I’m kind of torn on this to be honest.

On the one hand I think there could be some very cool stuff come out of this. And it could certainly potentially help to expose the data for more digging in to gather insights, and possibly for future authors to play with to help right future chapters. I also think a lot of news media have done some very cool things with data recently (the NY Times example you gave).

On the other side, I’m concerned with the effort, the performance impact, the accessibility and internationalisation considerations versus how much they would actually be used. As you know I already questioned the value of the embedded sheets for similar reasons, but they at least were basically free as that was how we got the screenshots anyway so embedding the sheets was very little effort after that. Also we started late this year, so concerned with getting the actual thing written and not getting too sidetracked on non-core items if that delays that.

[Problem description]
According to the forum post, why were the embedded sheets basically free? The entries that come next have no connection to the forum post.

[Extracted data]
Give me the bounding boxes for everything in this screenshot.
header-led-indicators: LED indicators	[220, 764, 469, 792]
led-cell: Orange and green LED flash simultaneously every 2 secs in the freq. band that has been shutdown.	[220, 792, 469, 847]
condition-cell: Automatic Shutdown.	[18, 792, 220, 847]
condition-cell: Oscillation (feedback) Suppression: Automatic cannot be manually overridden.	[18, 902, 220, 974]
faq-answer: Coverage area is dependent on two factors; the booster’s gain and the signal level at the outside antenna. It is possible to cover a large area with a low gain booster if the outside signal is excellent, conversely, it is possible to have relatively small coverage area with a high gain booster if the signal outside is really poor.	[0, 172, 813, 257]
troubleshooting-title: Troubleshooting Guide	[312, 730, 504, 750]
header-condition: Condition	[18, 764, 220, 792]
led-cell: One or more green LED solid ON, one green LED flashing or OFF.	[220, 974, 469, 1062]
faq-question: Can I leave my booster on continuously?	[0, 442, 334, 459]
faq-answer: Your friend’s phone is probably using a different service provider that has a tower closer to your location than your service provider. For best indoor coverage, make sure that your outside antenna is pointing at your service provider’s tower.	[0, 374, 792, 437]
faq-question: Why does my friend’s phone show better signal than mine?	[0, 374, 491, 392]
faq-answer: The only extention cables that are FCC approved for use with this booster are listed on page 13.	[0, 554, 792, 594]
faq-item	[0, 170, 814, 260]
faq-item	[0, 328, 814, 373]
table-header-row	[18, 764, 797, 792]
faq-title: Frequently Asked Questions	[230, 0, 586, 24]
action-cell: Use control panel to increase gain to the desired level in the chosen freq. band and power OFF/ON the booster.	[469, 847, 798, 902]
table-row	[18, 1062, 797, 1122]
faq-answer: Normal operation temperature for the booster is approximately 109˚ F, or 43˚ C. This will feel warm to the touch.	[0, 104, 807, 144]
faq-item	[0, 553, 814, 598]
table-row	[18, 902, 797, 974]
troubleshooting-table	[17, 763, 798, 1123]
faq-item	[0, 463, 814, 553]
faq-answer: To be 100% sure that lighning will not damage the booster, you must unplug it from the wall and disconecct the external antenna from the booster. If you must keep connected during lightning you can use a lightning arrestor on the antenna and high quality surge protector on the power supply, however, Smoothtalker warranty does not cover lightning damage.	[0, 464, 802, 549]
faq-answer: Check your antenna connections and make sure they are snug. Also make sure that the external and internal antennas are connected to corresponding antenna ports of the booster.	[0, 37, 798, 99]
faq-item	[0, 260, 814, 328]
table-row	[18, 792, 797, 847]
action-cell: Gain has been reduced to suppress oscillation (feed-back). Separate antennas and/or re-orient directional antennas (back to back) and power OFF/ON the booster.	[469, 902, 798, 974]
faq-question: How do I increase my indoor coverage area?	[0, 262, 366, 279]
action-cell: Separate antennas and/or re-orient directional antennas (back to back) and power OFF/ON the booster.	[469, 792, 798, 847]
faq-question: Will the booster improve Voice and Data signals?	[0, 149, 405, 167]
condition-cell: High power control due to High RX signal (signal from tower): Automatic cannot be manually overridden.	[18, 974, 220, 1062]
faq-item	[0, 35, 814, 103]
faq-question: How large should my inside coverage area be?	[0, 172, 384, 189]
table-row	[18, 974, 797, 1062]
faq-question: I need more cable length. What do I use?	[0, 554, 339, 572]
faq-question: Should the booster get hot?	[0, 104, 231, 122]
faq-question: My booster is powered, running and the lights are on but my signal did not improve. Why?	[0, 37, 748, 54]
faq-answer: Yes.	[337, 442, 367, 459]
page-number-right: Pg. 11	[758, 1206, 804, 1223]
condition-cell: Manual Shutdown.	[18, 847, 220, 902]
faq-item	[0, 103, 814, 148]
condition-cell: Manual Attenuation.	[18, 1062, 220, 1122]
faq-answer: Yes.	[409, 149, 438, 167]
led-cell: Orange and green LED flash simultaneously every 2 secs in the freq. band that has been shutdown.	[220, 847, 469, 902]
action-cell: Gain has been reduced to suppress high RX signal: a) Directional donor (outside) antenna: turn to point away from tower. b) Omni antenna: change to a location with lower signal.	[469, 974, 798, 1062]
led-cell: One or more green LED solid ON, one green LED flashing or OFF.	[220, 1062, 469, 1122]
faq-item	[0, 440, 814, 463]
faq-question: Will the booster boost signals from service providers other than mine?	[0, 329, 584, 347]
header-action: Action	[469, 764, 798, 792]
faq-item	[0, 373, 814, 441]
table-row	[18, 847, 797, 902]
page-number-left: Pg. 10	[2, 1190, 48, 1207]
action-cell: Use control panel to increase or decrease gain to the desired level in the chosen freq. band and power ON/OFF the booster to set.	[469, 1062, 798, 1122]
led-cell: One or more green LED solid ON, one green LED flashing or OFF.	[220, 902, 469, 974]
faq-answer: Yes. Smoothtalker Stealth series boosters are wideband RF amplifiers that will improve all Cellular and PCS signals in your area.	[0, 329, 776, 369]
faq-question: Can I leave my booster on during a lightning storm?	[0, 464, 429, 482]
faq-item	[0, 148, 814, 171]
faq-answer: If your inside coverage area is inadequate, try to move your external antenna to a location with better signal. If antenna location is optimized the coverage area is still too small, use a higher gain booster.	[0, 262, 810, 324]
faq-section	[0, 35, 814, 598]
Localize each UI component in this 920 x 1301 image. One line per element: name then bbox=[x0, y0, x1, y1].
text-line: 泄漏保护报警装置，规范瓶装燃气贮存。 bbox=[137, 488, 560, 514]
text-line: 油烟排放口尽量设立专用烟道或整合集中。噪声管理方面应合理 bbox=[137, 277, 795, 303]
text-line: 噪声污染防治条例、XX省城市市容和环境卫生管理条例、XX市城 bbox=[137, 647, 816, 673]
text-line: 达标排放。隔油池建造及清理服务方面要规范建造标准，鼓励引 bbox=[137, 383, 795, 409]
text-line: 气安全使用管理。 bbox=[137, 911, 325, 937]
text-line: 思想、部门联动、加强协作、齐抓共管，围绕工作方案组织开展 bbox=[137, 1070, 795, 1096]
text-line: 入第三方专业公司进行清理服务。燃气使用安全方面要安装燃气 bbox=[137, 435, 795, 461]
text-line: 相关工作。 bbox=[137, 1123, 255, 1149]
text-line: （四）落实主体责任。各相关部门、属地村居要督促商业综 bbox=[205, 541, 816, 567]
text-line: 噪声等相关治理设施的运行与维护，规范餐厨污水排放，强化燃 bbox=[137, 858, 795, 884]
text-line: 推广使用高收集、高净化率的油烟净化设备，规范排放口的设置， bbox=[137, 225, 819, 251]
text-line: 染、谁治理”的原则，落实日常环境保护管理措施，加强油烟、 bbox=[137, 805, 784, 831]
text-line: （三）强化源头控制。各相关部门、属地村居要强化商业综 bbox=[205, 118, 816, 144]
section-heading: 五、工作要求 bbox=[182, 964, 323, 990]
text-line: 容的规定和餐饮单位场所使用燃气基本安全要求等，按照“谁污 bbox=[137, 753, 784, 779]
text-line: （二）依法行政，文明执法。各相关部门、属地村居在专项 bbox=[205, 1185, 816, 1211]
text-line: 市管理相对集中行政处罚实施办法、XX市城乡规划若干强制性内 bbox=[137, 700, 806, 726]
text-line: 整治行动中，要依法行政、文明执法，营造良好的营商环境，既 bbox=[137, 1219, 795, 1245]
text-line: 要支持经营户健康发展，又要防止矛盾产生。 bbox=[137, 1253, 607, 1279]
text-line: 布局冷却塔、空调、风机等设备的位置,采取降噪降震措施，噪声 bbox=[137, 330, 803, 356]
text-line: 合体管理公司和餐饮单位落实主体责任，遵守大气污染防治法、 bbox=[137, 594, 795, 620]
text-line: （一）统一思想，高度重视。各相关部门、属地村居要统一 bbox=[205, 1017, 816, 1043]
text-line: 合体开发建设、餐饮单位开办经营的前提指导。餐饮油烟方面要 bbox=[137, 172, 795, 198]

[Answer to this problem]
They were basically free because that was how the screenshots were produced anyway, so embedding the sheets took very little extra effort.